**TASK DIRECTIONS:** Restate the entire listing word for word.

[Figure record extracts]
────

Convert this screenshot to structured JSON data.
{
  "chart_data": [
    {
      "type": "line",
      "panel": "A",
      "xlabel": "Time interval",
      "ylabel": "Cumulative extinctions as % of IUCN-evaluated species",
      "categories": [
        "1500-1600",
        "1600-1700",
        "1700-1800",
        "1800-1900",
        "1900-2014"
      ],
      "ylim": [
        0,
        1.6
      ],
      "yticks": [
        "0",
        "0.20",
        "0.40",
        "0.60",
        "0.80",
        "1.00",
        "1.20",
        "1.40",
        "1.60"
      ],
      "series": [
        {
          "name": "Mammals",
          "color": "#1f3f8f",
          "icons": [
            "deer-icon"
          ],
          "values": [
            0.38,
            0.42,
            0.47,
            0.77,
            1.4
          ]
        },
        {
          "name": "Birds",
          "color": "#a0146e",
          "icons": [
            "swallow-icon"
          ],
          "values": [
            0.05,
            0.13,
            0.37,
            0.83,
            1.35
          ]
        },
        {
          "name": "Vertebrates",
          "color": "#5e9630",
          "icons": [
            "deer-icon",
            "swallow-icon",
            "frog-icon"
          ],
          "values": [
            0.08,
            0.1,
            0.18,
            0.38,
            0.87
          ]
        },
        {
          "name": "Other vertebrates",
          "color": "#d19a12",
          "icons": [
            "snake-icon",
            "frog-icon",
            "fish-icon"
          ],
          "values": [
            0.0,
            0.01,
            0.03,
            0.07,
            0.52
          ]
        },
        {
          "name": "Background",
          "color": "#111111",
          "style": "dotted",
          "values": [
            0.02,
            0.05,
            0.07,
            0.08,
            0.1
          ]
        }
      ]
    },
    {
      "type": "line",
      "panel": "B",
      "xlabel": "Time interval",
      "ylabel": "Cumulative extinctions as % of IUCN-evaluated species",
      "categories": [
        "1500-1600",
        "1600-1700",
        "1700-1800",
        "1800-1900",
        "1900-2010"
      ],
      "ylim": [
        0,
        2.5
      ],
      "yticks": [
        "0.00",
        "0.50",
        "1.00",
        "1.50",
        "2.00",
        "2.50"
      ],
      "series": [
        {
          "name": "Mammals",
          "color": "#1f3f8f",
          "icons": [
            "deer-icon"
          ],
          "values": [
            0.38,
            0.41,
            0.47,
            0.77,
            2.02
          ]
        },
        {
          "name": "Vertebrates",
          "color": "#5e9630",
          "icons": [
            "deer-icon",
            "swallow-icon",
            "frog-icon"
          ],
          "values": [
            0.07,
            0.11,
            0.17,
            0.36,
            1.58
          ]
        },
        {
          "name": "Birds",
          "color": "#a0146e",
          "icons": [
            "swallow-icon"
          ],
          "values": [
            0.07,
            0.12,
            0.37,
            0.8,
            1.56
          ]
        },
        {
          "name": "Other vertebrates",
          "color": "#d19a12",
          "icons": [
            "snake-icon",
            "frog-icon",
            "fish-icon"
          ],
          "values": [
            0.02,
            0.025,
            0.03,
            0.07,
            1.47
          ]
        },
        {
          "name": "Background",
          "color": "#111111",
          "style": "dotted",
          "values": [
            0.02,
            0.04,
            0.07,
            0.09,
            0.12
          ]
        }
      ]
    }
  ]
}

────

**ANSWER TO THIS PROBLEM:**
Convert this screenshot to structured JSON data.
{
  "chart_data": [
    {
      "type": "line",
      "panel": "A",
      "xlabel": "Time interval",
      "ylabel": "Cumulative extinctions as % of IUCN-evaluated species",
      "categories": [
        "1500-1600",
        "1600-1700",
        "1700-1800",
        "1800-1900",
        "1900-2014"
      ],
      "ylim": [
        0,
        1.6
      ],
      "yticks": [
        "0",
        "0.20",
        "0.40",
        "0.60",
        "0.80",
        "1.00",
        "1.20",
        "1.40",
        "1.60"
      ],
      "series": [
        {
          "name": "Mammals",
          "color": "#1f3f8f",
          "icons": [
            "deer-icon"
          ],
          "values": [
            0.38,
            0.42,
            0.47,
            0.77,
            1.4
          ]
        },
        {
          "name": "Birds",
          "color": "#a0146e",
          "icons": [
            "swallow-icon"
          ],
          "values": [
            0.05,
            0.13,
            0.37,
            0.83,
            1.35
          ]
        },
        {
          "name": "Vertebrates",
          "color": "#5e9630",
          "icons": [
            "deer-icon",
            "swallow-icon",
            "frog-icon"
          ],
          "values": [
            0.08,
            0.1,
            0.18,
            0.38,
            0.87
          ]
        },
        {
          "name": "Other vertebrates",
          "color": "#d19a12",
          "icons": [
            "snake-icon",
            "frog-icon",
            "fish-icon"
          ],
          "values": [
            0.0,
            0.01,
            0.03,
            0.07,
            0.52
          ]
        },
        {
          "name": "Background",
          "color": "#111111",
          "style": "dotted",
          "values": [
            0.02,
            0.05,
            0.07,
            0.08,
            0.1
          ]
        }
      ]
    },
    {
      "type": "line",
      "panel": "B",
      "xlabel": "Time interval",
      "ylabel": "Cumulative extinctions as % of IUCN-evaluated species",
      "categories": [
        "1500-1600",
        "1600-1700",
        "1700-1800",
        "1800-1900",
        "1900-2010"
      ],
      "ylim": [
        0,
        2.5
      ],
      "yticks": [
        "0.00",
        "0.50",
        "1.00",
        "1.50",
        "2.00",
        "2.50"
      ],
      "series": [
        {
          "name": "Mammals",
          "color": "#1f3f8f",
          "icons": [
            "deer-icon"
          ],
          "values": [
            0.38,
            0.41,
            0.47,
            0.77,
            2.02
          ]
        },
        {
          "name": "Vertebrates",
          "color": "#5e9630",
          "icons": [
            "deer-icon",
            "swallow-icon",
            "frog-icon"
          ],
          "values": [
            0.07,
            0.11,
            0.17,
            0.36,
            1.58
          ]
        },
        {
          "name": "Birds",
          "color": "#a0146e",
          "icons": [
            "swallow-icon"
          ],
          "values": [
            0.07,
            0.12,
            0.37,
            0.8,
            1.56
          ]
        },
        {
          "name": "Other vertebrates",
          "color": "#d19a12",
          "icons": [
            "snake-icon",
            "frog-icon",
            "fish-icon"
          ],
          "values": [
            0.02,
            0.025,
            0.03,
            0.07,
            1.47
          ]
        },
        {
          "name": "Background",
          "color": "#111111",
          "style": "dotted",
          "values": [
            0.02,
            0.04,
            0.07,
            0.09,
            0.12
          ]
        }
      ]
    }
  ]
}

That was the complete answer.